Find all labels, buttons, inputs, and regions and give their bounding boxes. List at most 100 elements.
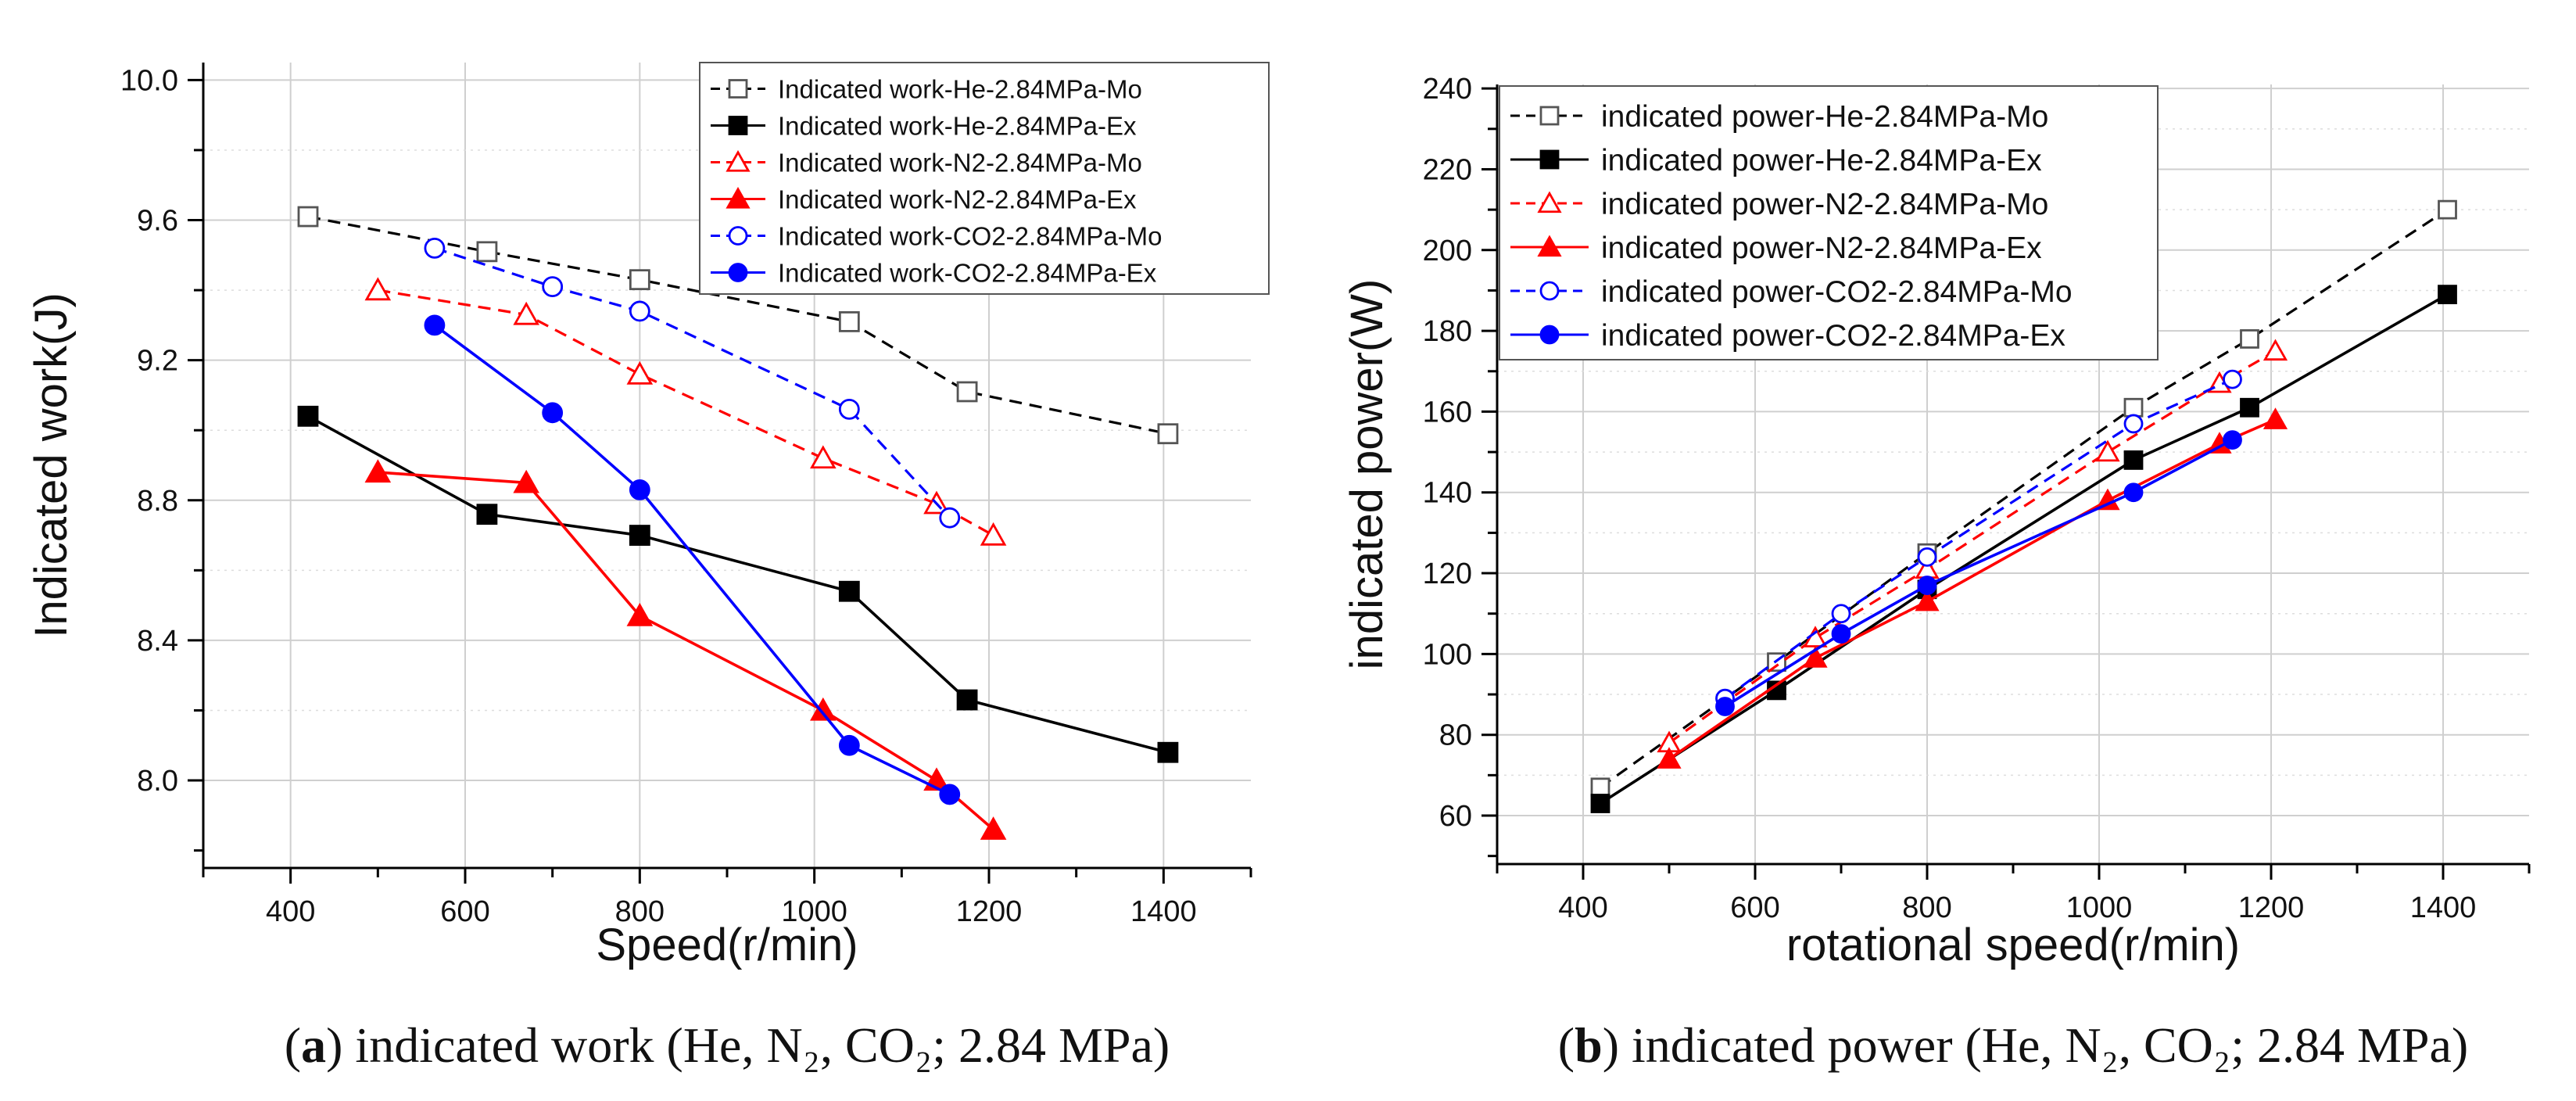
- series: [1657, 407, 2288, 769]
- legend-label: indicated power-N2-2.84MPa-Ex: [1601, 231, 2042, 265]
- caption-part: ) indicated power (He, N₂, CO₂; 2.84 MPa…: [1603, 1017, 2469, 1073]
- chart-indicated-power: 400 600 800 1000 1200 1400 60 80 100 120 140 160 180…: [1342, 73, 2531, 1073]
- legend-label: indicated power-He-2.84MPa-Mo: [1601, 100, 2048, 134]
- legend-marker: [1537, 235, 1562, 257]
- data-point: [1803, 646, 1828, 668]
- data-point: [542, 276, 564, 298]
- x-tick-label: 1200: [2238, 891, 2305, 924]
- data-point: [1590, 794, 1610, 813]
- x-tick-label: 1000: [781, 895, 847, 928]
- data-point: [629, 525, 650, 546]
- x-tick-label: 600: [440, 895, 489, 928]
- y-tick-label: 200: [1423, 235, 1472, 267]
- legend-label: indicated power-He-2.84MPa-Ex: [1601, 144, 2042, 178]
- legend-marker: [1537, 191, 1562, 213]
- caption-part: a: [301, 1017, 326, 1073]
- caption-part: (: [1558, 1017, 1575, 1073]
- series: [424, 314, 961, 805]
- x-tick-label: 1000: [2066, 891, 2133, 924]
- data-point: [1917, 547, 1937, 567]
- data-point: [2095, 439, 2120, 462]
- y-tick-label: 60: [1439, 800, 1472, 833]
- series: [1715, 430, 2242, 716]
- y-tick-label: 9.2: [137, 345, 178, 378]
- data-point: [2263, 407, 2288, 429]
- series: [1590, 285, 2457, 813]
- x-tick-label: 1400: [1130, 895, 1197, 928]
- y-tick-label: 160: [1423, 396, 1472, 429]
- data-point: [956, 381, 978, 403]
- data-point: [1915, 589, 1940, 611]
- data-point: [1590, 777, 1610, 798]
- x-tick-label: 1400: [2410, 891, 2477, 924]
- y-tick-label: 8.8: [137, 485, 178, 518]
- y-axis-title: Indicated work(J): [26, 292, 77, 638]
- data-point: [956, 689, 978, 711]
- data-point: [2095, 488, 2120, 511]
- data-point: [2123, 450, 2144, 470]
- legend-marker: [728, 226, 748, 246]
- y-tick-label: 240: [1423, 73, 1472, 106]
- series: [1657, 339, 2288, 753]
- legend-label: Indicated work-He-2.84MPa-Mo: [778, 74, 1142, 103]
- legend-marker: [728, 79, 748, 99]
- data-point: [364, 277, 392, 301]
- caption-part: b: [1575, 1017, 1603, 1073]
- legend-marker: [726, 150, 751, 172]
- legend-box: [1499, 85, 2159, 360]
- data-point: [424, 314, 446, 336]
- legend-marker: [728, 116, 748, 135]
- data-point: [1831, 604, 1851, 624]
- y-tick-label: 8.4: [137, 625, 178, 658]
- series-line: [307, 215, 1169, 436]
- legend-label: Indicated work-He-2.84MPa-Ex: [778, 111, 1137, 140]
- legend-marker: [1539, 281, 1560, 301]
- y-tick-label: 120: [1423, 558, 1472, 590]
- legend-marker: [726, 187, 751, 209]
- y-tick-label: 9.6: [137, 205, 178, 238]
- data-point: [838, 310, 860, 332]
- legend-marker: [1539, 149, 1560, 170]
- x-axis-title: rotational speed(r/min): [1786, 920, 2240, 970]
- x-tick-label: 400: [1558, 891, 1607, 924]
- y-tick-label: 180: [1423, 315, 1472, 348]
- data-point: [838, 734, 860, 756]
- data-point: [939, 507, 961, 529]
- x-tick-label: 800: [615, 895, 665, 928]
- x-tick-label: 1200: [956, 895, 1023, 928]
- caption: (b) indicated power (He, N₂, CO₂; 2.84 M…: [1558, 1017, 2468, 1073]
- data-point: [1831, 624, 1851, 644]
- data-point: [297, 405, 319, 427]
- data-point: [476, 241, 498, 263]
- data-point: [2438, 199, 2457, 220]
- legend-label: indicated power-N2-2.84MPa-Mo: [1601, 188, 2048, 221]
- y-tick-label: 100: [1423, 638, 1472, 671]
- caption-part: ) indicated work (He, N₂, CO₂; 2.84 MPa): [326, 1017, 1170, 1073]
- data-point: [2263, 339, 2288, 361]
- data-point: [2123, 482, 2144, 503]
- x-tick-label: 600: [1730, 891, 1779, 924]
- data-point: [2123, 414, 2144, 434]
- series: [297, 405, 1179, 763]
- chart-indicated-work: 400 600 800 1000 1200 1400 8.0 8.4 8.8 9.2 9.6 10.0…: [26, 62, 1270, 1073]
- legend-marker: [1539, 106, 1560, 126]
- x-tick-label: 400: [266, 895, 315, 928]
- data-point: [980, 522, 1007, 546]
- data-point: [364, 459, 392, 483]
- legend: indicated power-He-2.84MPa-Mo indicated p…: [1499, 85, 2159, 360]
- data-point: [626, 602, 654, 626]
- data-point: [629, 479, 650, 500]
- legend-marker: [1539, 325, 1560, 345]
- x-tick-label: 800: [1902, 891, 1951, 924]
- data-point: [810, 697, 837, 721]
- data-point: [297, 206, 319, 228]
- data-point: [626, 360, 654, 385]
- data-point: [476, 504, 498, 525]
- series-line: [1668, 350, 2277, 744]
- y-tick-label: 10.0: [120, 64, 178, 97]
- series: [297, 206, 1179, 445]
- caption: (a) indicated work (He, N₂, CO₂; 2.84 MP…: [285, 1017, 1170, 1073]
- y-tick-label: 220: [1423, 153, 1472, 186]
- series: [1715, 369, 2242, 708]
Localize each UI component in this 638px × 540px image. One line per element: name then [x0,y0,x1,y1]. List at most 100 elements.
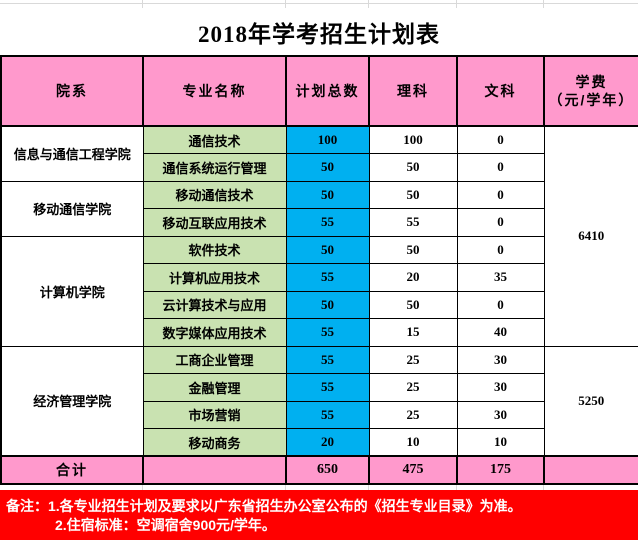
top-margin [0,0,638,8]
gridline-tick [285,485,286,490]
major-cell: 工商企业管理 [142,345,287,374]
arts-cell: 30 [456,400,545,429]
plan-cell: 55 [285,208,370,237]
gridline-tick [285,0,286,8]
col-header-plan: 计划总数 [285,55,370,127]
table-row: 计算机应用技术 55 20 35 [1,263,638,292]
gridline-tick [142,485,143,490]
gridline-tick [368,485,369,490]
table-row: 数字媒体应用技术 55 15 40 [1,318,638,347]
major-cell: 金融管理 [142,373,287,402]
arts-cell: 30 [456,373,545,402]
plan-cell: 50 [285,180,370,209]
gridline-tick [456,485,457,490]
dept-cell: 移动通信学院 [0,180,144,237]
table-row: 云计算技术与应用 50 50 0 [1,290,638,319]
fee-header-line2: （元/学年） [548,92,635,108]
science-cell: 100 [368,125,458,154]
arts-cell: 35 [456,263,545,292]
total-row: 合计 650 475 175 [0,455,638,485]
major-cell: 移动互联应用技术 [142,208,287,237]
total-empty-fee-cell [543,455,638,485]
total-arts-cell: 175 [456,455,545,485]
arts-cell: 0 [456,125,545,154]
plan-cell: 50 [285,235,370,264]
table-row: 经济管理学院 工商企业管理 55 25 30 5250 [0,345,638,457]
col-header-major: 专业名称 [142,55,287,127]
col-header-fee: 学费 （元/学年） [543,55,638,127]
total-plan-cell: 650 [285,455,370,485]
total-empty-major-cell [142,455,287,485]
science-cell: 25 [368,400,458,429]
plan-cell: 50 [285,153,370,182]
science-cell: 55 [368,208,458,237]
enrollment-plan-table: 院系 专业名称 计划总数 理科 文科 学费 （元/学年） 信息与通信工程学院 通… [0,55,638,485]
arts-cell: 0 [456,235,545,264]
col-header-science: 理科 [368,55,458,127]
science-cell: 10 [368,428,458,457]
science-cell: 25 [368,345,458,374]
science-cell: 50 [368,290,458,319]
dept-cell: 信息与通信工程学院 [0,125,144,182]
dept-cell: 计算机学院 [0,235,144,347]
total-label-cell: 合计 [0,455,144,485]
remarks-banner: 备注：1.各专业招生计划及要求以广东省招生办公室公布的《招生专业目录》为准。 2… [0,490,638,540]
fee-cell: 5250 [543,345,638,457]
major-cell: 计算机应用技术 [142,263,287,292]
table-row: 金融管理 55 25 30 [1,373,638,402]
plan-cell: 20 [285,428,370,457]
science-cell: 20 [368,263,458,292]
plan-cell: 100 [285,125,370,154]
major-cell: 移动商务 [142,428,287,457]
remark-line-2: 2.住宿标准：空调宿舍900元/学年。 [55,517,276,533]
plan-cell: 55 [285,400,370,429]
table-row: 市场营销 55 25 30 [1,400,638,429]
plan-cell: 55 [285,318,370,347]
gridline-tick [456,0,457,8]
table-row: 计算机学院 软件技术 50 50 0 [0,235,638,347]
col-header-dept: 院系 [0,55,144,127]
table-row: 移动商务 20 10 10 [1,428,638,457]
arts-cell: 10 [456,428,545,457]
header-row: 院系 专业名称 计划总数 理科 文科 学费 （元/学年） [0,55,638,127]
major-cell: 通信系统运行管理 [142,153,287,182]
major-cell: 通信技术 [142,125,287,154]
fee-cell: 6410 [543,125,638,347]
arts-cell: 40 [456,318,545,347]
dept-cell: 经济管理学院 [0,345,144,457]
arts-cell: 0 [456,208,545,237]
plan-cell: 50 [285,290,370,319]
table-row: 信息与通信工程学院 通信技术 100 100 0 6410 [0,125,638,347]
major-cell: 数字媒体应用技术 [142,318,287,347]
arts-cell: 0 [456,180,545,209]
remark-line-1: 备注：1.各专业招生计划及要求以广东省招生办公室公布的《招生专业目录》为准。 [6,498,522,514]
plan-cell: 55 [285,263,370,292]
arts-cell: 0 [456,290,545,319]
arts-cell: 0 [456,153,545,182]
table-row: 移动互联应用技术 55 55 0 [1,208,638,237]
gridline-tick [142,0,143,8]
plan-cell: 55 [285,373,370,402]
plan-cell: 55 [285,345,370,374]
science-cell: 50 [368,153,458,182]
col-header-arts: 文科 [456,55,545,127]
gridline-horizontal [0,3,638,4]
arts-cell: 30 [456,345,545,374]
science-cell: 50 [368,180,458,209]
table-row: 移动通信学院 移动通信技术 50 50 0 [0,180,638,237]
major-cell: 云计算技术与应用 [142,290,287,319]
gridline-tick [368,0,369,8]
total-science-cell: 475 [368,455,458,485]
fee-header-line1: 学费 [575,73,608,90]
major-cell: 移动通信技术 [142,180,287,209]
table-row: 通信系统运行管理 50 50 0 [1,153,638,182]
gap-strip [0,485,638,490]
science-cell: 25 [368,373,458,402]
major-cell: 市场营销 [142,400,287,429]
science-cell: 50 [368,235,458,264]
science-cell: 15 [368,318,458,347]
gridline-tick [543,485,544,490]
page-title: 2018年学考招生计划表 [0,8,638,55]
major-cell: 软件技术 [142,235,287,264]
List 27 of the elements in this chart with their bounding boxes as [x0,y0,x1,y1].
=======
TASK DIRECTIONS ->
Reproduce the lines between the one holding "- series: [1657, 407, 2288, 769]" and the one holding "- y-tick-label: 200: [1423, 235, 1472, 267]", inclusive, substituting "data-marker" for each "data-point" and leaving everything else as is.

RESPONSE FOR THIS EXERCISE ->
- series: [1657, 407, 2288, 769]
- legend-label: indicated power-N2-2.84MPa-Ex: [1601, 231, 2042, 265]
- caption-part: ) indicated power (He, N₂, CO₂; 2.84 MPa…: [1603, 1017, 2469, 1073]
- chart-indicated-power: 400 600 800 1000 1200 1400 60 80 100 120 140 160 180…: [1342, 73, 2531, 1073]
- legend-label: indicated power-He-2.84MPa-Mo: [1601, 100, 2048, 134]
- legend-marker: [1537, 235, 1562, 257]
- data-marker: [1803, 646, 1828, 668]
- data-marker: [542, 276, 564, 298]
- x-tick-label: 1200: [2238, 891, 2305, 924]
- data-marker: [1590, 794, 1610, 813]
- x-tick-label: 1000: [781, 895, 847, 928]
- data-marker: [629, 525, 650, 546]
- x-tick-label: 600: [440, 895, 489, 928]
- y-tick-label: 200: [1423, 235, 1472, 267]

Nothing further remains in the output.